--- start of Dataset content ---
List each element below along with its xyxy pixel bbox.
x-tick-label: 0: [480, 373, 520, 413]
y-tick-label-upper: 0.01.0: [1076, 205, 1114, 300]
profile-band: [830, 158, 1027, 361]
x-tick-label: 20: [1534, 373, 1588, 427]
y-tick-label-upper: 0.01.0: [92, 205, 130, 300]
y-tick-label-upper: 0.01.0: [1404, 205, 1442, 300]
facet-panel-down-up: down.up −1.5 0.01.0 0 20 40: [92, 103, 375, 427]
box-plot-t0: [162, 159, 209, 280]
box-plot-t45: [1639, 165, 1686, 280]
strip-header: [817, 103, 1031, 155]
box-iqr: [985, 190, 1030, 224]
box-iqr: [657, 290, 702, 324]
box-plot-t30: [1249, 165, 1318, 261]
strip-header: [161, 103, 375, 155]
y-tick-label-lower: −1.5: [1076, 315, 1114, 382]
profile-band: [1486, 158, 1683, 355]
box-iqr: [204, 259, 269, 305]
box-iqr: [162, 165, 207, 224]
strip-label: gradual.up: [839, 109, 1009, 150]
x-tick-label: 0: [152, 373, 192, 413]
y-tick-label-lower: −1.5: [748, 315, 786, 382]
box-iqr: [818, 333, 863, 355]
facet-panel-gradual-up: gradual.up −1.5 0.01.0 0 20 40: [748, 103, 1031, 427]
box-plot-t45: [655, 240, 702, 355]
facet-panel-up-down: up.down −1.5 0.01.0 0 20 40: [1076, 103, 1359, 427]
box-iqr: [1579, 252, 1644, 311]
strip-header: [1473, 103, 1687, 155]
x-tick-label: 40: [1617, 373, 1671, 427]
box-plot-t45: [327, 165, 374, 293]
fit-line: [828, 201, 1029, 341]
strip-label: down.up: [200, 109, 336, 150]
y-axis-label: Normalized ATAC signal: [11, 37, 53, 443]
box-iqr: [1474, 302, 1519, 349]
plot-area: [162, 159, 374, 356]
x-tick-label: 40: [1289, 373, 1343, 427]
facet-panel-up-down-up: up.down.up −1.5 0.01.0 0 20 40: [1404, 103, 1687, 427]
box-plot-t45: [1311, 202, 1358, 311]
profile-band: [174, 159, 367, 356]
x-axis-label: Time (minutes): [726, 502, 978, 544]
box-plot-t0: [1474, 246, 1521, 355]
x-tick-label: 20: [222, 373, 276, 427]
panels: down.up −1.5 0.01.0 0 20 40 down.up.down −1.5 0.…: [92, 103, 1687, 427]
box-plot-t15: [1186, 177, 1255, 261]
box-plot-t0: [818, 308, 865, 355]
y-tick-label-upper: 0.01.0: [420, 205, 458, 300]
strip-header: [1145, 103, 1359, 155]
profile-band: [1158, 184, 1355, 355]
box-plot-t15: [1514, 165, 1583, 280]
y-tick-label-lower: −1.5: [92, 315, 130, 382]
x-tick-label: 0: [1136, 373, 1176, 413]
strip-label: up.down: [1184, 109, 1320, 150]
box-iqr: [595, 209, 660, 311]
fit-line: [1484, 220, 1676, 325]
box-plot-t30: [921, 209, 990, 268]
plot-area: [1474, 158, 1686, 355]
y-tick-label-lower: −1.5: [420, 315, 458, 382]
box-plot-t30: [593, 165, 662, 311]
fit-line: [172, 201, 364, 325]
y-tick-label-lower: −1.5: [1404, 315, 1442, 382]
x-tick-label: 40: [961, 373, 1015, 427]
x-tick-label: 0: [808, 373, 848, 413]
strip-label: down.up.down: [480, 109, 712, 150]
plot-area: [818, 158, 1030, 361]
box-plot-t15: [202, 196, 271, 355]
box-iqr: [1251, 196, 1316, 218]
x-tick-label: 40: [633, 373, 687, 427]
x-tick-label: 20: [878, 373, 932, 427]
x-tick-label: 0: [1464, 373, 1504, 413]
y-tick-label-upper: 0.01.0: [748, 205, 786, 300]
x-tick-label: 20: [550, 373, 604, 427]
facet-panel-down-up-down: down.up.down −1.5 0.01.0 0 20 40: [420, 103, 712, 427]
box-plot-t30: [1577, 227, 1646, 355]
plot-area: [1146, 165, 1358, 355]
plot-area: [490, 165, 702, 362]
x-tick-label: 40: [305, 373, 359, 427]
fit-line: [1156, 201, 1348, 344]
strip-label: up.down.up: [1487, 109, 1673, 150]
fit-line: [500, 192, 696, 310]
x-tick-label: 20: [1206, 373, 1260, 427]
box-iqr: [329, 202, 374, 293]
--- end of Dataset content ---
Instruction: Can you rewrite the records above so that every "fit-line" becomes "trend-line" and nothing else changes?

Reply to the task:
List each element below along with its xyxy pixel bbox.
x-tick-label: 0: [480, 373, 520, 413]
y-tick-label-upper: 0.01.0: [1076, 205, 1114, 300]
profile-band: [830, 158, 1027, 361]
x-tick-label: 20: [1534, 373, 1588, 427]
y-tick-label-upper: 0.01.0: [92, 205, 130, 300]
y-tick-label-upper: 0.01.0: [1404, 205, 1442, 300]
facet-panel-down-up: down.up −1.5 0.01.0 0 20 40: [92, 103, 375, 427]
box-plot-t0: [162, 159, 209, 280]
box-plot-t45: [1639, 165, 1686, 280]
strip-header: [817, 103, 1031, 155]
box-iqr: [985, 190, 1030, 224]
box-iqr: [657, 290, 702, 324]
box-plot-t30: [1249, 165, 1318, 261]
strip-header: [161, 103, 375, 155]
y-tick-label-lower: −1.5: [1076, 315, 1114, 382]
profile-band: [1486, 158, 1683, 355]
box-iqr: [204, 259, 269, 305]
box-iqr: [162, 165, 207, 224]
strip-label: gradual.up: [839, 109, 1009, 150]
x-tick-label: 0: [152, 373, 192, 413]
y-tick-label-lower: −1.5: [748, 315, 786, 382]
box-iqr: [818, 333, 863, 355]
facet-panel-gradual-up: gradual.up −1.5 0.01.0 0 20 40: [748, 103, 1031, 427]
box-plot-t45: [655, 240, 702, 355]
facet-panel-up-down: up.down −1.5 0.01.0 0 20 40: [1076, 103, 1359, 427]
box-iqr: [1579, 252, 1644, 311]
strip-header: [1473, 103, 1687, 155]
x-tick-label: 40: [1617, 373, 1671, 427]
box-plot-t45: [327, 165, 374, 293]
trend-line: [828, 201, 1029, 341]
strip-label: down.up: [200, 109, 336, 150]
y-axis-label: Normalized ATAC signal: [11, 37, 53, 443]
box-iqr: [1474, 302, 1519, 349]
plot-area: [162, 159, 374, 356]
x-tick-label: 40: [1289, 373, 1343, 427]
facet-panel-up-down-up: up.down.up −1.5 0.01.0 0 20 40: [1404, 103, 1687, 427]
box-plot-t45: [1311, 202, 1358, 311]
profile-band: [174, 159, 367, 356]
x-axis-label: Time (minutes): [726, 502, 978, 544]
box-plot-t0: [1474, 246, 1521, 355]
x-tick-label: 20: [222, 373, 276, 427]
panels: down.up −1.5 0.01.0 0 20 40 down.up.down −1.5 0.…: [92, 103, 1687, 427]
box-plot-t15: [1186, 177, 1255, 261]
box-plot-t0: [818, 308, 865, 355]
y-tick-label-upper: 0.01.0: [420, 205, 458, 300]
strip-header: [1145, 103, 1359, 155]
profile-band: [1158, 184, 1355, 355]
box-plot-t15: [1514, 165, 1583, 280]
y-tick-label-lower: −1.5: [92, 315, 130, 382]
x-tick-label: 0: [1136, 373, 1176, 413]
strip-label: up.down: [1184, 109, 1320, 150]
box-iqr: [595, 209, 660, 311]
trend-line: [1484, 220, 1676, 325]
box-plot-t30: [921, 209, 990, 268]
plot-area: [1474, 158, 1686, 355]
y-tick-label-lower: −1.5: [420, 315, 458, 382]
box-plot-t30: [593, 165, 662, 311]
trend-line: [172, 201, 364, 325]
y-tick-label-lower: −1.5: [1404, 315, 1442, 382]
x-tick-label: 40: [961, 373, 1015, 427]
x-tick-label: 0: [808, 373, 848, 413]
strip-label: down.up.down: [480, 109, 712, 150]
plot-area: [818, 158, 1030, 361]
box-plot-t15: [202, 196, 271, 355]
box-iqr: [1251, 196, 1316, 218]
x-tick-label: 40: [633, 373, 687, 427]
x-tick-label: 20: [878, 373, 932, 427]
x-tick-label: 0: [1464, 373, 1504, 413]
y-tick-label-upper: 0.01.0: [748, 205, 786, 300]
x-tick-label: 20: [550, 373, 604, 427]
facet-panel-down-up-down: down.up.down −1.5 0.01.0 0 20 40: [420, 103, 712, 427]
box-plot-t30: [1577, 227, 1646, 355]
plot-area: [1146, 165, 1358, 355]
plot-area: [490, 165, 702, 362]
x-tick-label: 40: [305, 373, 359, 427]
trend-line: [1156, 201, 1348, 344]
strip-label: up.down.up: [1487, 109, 1673, 150]
trend-line: [500, 192, 696, 310]
x-tick-label: 20: [1206, 373, 1260, 427]
box-iqr: [329, 202, 374, 293]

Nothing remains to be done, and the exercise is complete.